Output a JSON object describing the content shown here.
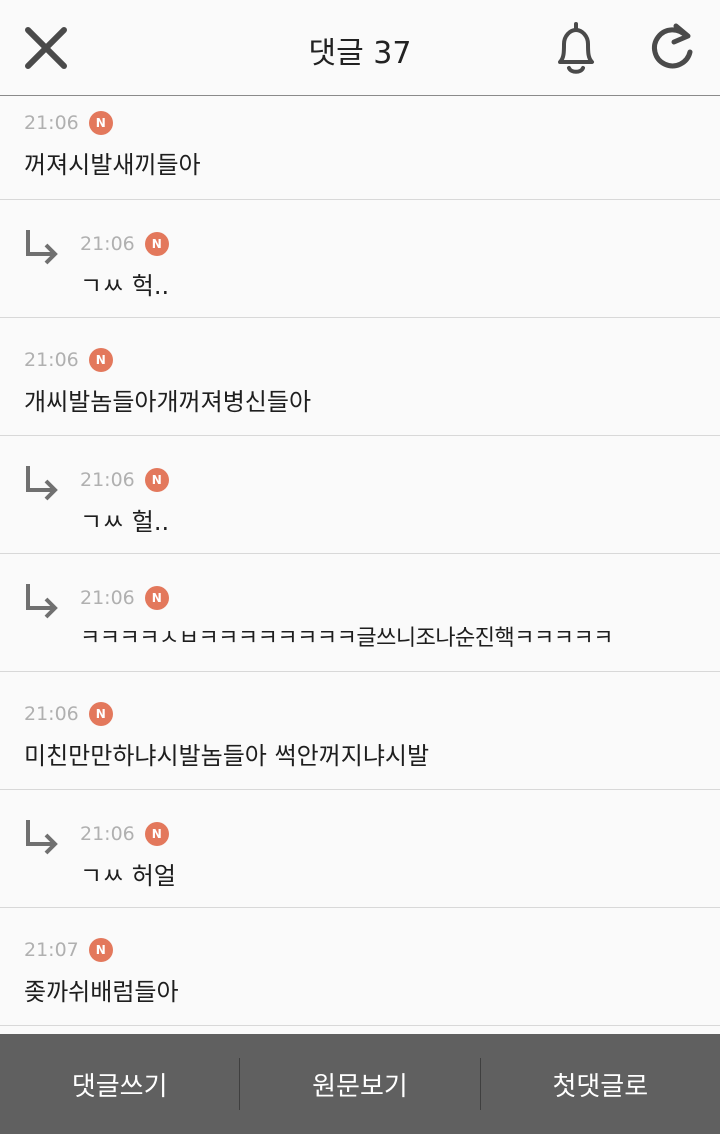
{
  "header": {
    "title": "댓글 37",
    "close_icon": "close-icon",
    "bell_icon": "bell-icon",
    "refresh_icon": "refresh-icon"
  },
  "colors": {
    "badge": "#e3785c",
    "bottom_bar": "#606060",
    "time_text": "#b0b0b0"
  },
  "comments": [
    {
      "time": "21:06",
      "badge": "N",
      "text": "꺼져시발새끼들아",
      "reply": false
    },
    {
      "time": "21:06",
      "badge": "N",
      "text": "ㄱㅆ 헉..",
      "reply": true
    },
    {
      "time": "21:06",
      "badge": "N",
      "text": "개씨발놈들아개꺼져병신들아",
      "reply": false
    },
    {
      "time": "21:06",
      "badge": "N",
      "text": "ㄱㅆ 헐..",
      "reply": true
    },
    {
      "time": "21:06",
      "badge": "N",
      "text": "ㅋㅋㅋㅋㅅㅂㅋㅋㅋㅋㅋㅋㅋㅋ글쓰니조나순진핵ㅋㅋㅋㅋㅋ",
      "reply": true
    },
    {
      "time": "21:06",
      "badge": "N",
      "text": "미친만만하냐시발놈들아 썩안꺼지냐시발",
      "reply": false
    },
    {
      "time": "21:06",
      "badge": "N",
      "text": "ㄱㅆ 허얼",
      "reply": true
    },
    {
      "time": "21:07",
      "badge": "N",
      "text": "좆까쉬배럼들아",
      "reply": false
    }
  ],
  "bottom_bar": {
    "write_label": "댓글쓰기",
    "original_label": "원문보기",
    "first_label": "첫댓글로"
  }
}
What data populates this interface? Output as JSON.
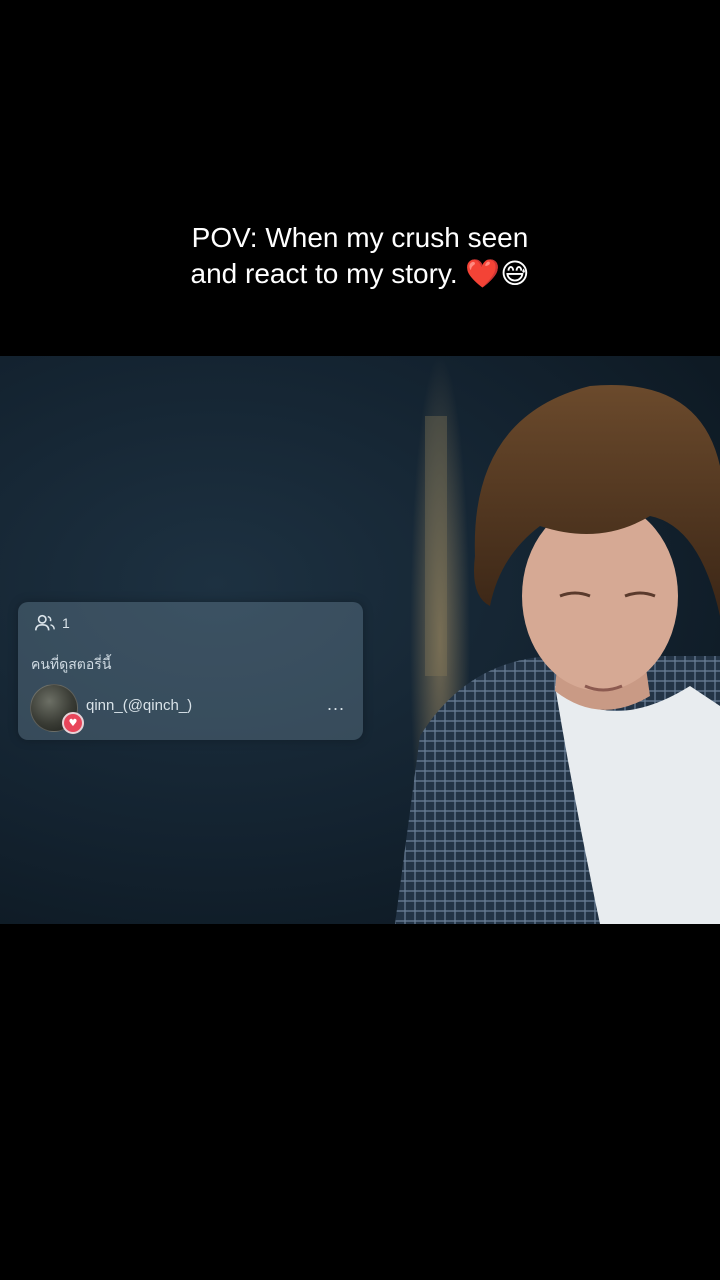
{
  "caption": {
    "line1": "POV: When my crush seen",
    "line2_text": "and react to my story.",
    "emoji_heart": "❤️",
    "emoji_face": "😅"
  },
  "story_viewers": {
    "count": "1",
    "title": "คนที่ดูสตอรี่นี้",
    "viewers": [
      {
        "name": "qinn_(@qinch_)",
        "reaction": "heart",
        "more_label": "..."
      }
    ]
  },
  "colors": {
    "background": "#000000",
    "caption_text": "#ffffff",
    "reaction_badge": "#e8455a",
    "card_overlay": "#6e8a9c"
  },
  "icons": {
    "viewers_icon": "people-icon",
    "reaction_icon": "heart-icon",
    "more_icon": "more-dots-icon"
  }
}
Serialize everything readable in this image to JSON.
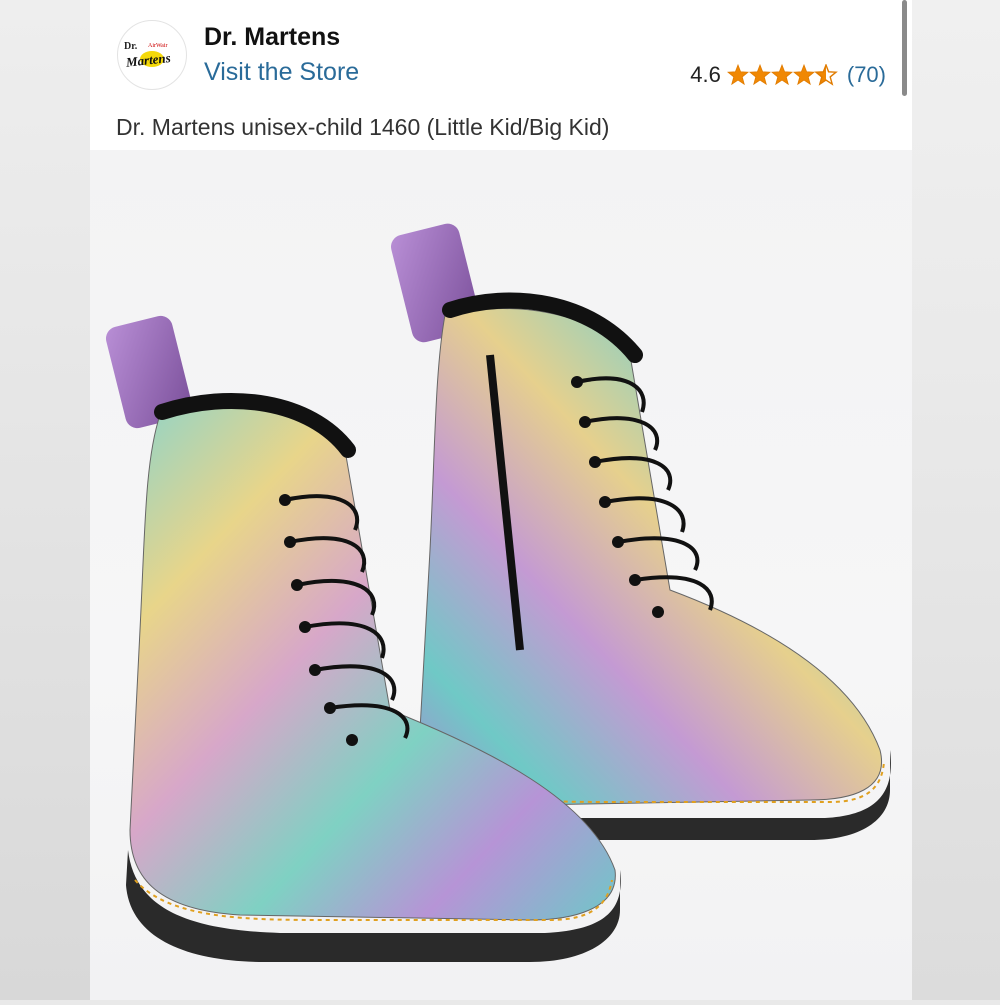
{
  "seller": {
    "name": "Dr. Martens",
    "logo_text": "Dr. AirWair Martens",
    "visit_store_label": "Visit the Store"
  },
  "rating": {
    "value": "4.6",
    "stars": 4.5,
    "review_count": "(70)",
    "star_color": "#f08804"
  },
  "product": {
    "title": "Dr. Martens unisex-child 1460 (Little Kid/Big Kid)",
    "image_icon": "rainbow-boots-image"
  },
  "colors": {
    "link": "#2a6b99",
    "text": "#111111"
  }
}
..............................
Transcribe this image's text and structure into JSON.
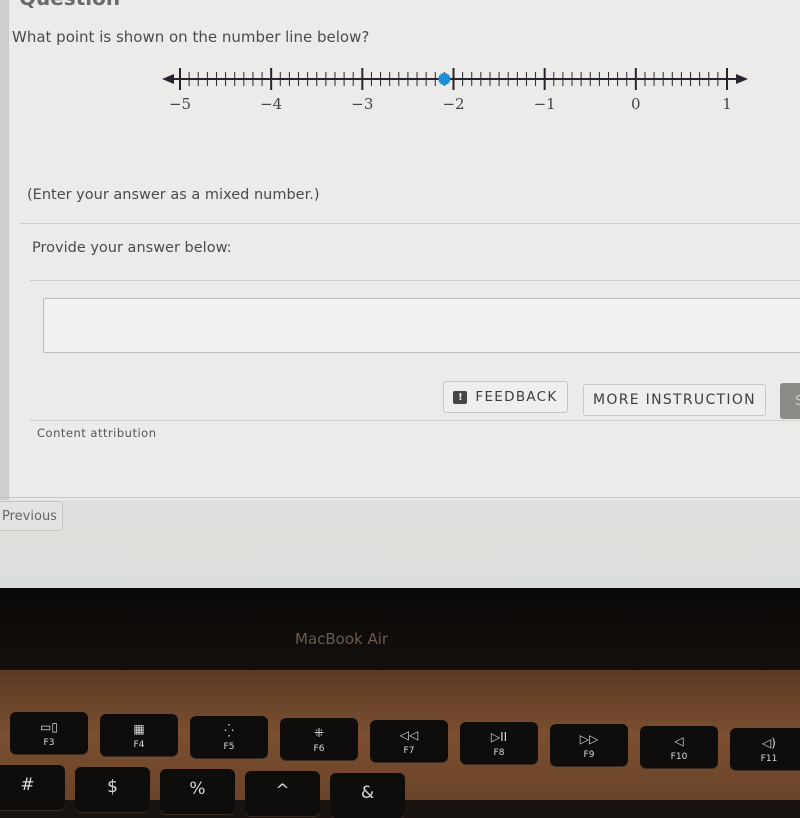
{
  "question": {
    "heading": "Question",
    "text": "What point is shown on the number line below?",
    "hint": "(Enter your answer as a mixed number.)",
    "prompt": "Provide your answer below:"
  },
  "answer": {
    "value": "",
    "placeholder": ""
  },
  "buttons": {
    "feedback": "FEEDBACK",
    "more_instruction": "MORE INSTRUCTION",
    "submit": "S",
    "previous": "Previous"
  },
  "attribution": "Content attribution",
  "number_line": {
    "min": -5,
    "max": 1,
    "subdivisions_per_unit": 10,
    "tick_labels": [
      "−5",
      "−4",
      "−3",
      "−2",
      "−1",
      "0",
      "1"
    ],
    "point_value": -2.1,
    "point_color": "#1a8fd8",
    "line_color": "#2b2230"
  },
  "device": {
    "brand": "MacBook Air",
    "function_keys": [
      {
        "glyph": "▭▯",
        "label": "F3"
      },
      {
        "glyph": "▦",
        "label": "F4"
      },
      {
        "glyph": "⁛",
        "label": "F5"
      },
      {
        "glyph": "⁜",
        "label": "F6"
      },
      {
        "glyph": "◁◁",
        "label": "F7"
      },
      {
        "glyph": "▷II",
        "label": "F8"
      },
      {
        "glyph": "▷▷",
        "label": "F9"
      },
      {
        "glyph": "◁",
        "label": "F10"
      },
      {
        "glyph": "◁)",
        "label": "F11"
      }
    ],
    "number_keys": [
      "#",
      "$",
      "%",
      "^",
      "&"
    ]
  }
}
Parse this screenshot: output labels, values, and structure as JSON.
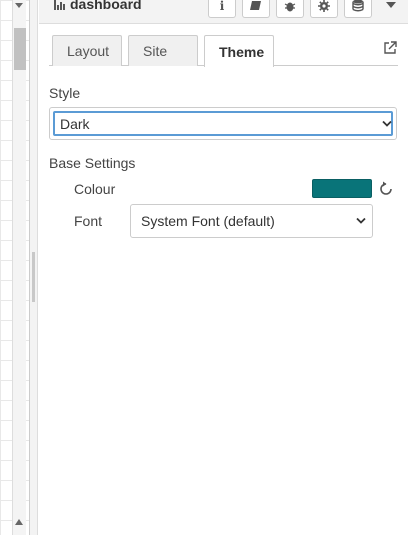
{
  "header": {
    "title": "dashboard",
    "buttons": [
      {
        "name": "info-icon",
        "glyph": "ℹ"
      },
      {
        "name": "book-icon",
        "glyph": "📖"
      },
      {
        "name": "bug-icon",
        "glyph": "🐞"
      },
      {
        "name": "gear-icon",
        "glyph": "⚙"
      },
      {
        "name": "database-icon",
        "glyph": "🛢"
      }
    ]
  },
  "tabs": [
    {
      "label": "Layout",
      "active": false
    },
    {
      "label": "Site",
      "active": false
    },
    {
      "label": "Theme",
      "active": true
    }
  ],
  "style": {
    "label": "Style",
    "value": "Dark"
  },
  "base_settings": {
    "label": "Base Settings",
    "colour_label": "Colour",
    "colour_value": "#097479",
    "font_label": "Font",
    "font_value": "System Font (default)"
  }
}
..............................
• [THE EXERCISE]
Scan the lines for the string "this". Copy out each line that matches.

• [ANSWER TO THE TASK]
What data populates this interface? Output as JSON.
Serialize everything readable in this image to JSON.
Transcribe this image's text and structure into JSON.
Parse this screenshot: output labels, values, and structure as JSON.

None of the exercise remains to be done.